== Items

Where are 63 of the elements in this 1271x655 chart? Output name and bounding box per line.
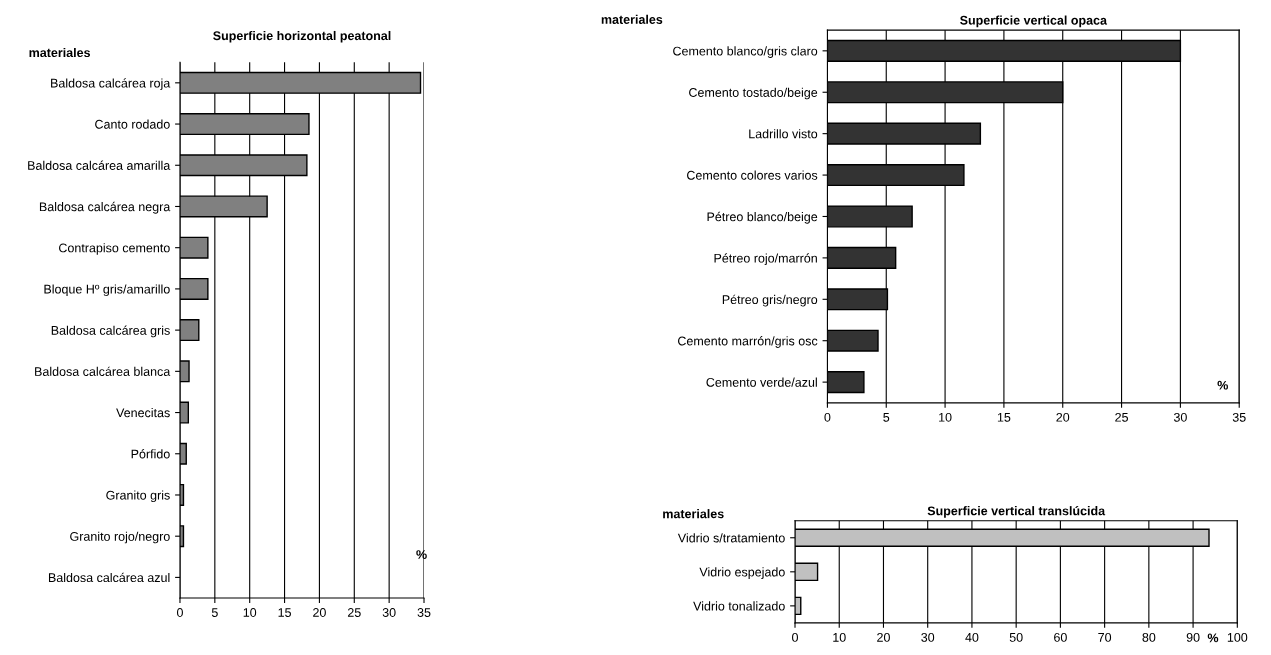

====
== Items

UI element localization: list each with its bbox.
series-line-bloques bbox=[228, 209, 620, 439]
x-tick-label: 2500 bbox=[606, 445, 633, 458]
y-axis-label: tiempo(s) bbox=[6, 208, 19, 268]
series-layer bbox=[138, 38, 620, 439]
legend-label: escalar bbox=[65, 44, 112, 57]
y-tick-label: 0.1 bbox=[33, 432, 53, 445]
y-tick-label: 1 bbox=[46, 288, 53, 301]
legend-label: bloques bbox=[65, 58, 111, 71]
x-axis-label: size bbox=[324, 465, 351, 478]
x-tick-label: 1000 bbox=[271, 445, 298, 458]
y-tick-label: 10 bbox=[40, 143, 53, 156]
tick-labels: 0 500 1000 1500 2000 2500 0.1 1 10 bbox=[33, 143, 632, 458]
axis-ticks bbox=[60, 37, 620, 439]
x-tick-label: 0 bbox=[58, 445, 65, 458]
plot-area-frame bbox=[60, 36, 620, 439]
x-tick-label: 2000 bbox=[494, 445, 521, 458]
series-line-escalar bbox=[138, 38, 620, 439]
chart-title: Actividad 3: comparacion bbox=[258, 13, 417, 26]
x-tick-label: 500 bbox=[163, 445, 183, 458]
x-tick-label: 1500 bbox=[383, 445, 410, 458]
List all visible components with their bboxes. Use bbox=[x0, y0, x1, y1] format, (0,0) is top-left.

====

Transcribe the items from the line with "UI element localization: list" up to and including the line with "x-axis-label: size bbox=[324, 465, 351, 478]", keeping each line the same.

UI element localization: list each with its bbox.
series-line-bloques bbox=[228, 209, 620, 439]
x-tick-label: 2500 bbox=[606, 445, 633, 458]
y-axis-label: tiempo(s) bbox=[6, 208, 19, 268]
series-layer bbox=[138, 38, 620, 439]
legend-label: escalar bbox=[65, 44, 112, 57]
y-tick-label: 0.1 bbox=[33, 432, 53, 445]
y-tick-label: 1 bbox=[46, 288, 53, 301]
legend-label: bloques bbox=[65, 58, 111, 71]
x-axis-label: size bbox=[324, 465, 351, 478]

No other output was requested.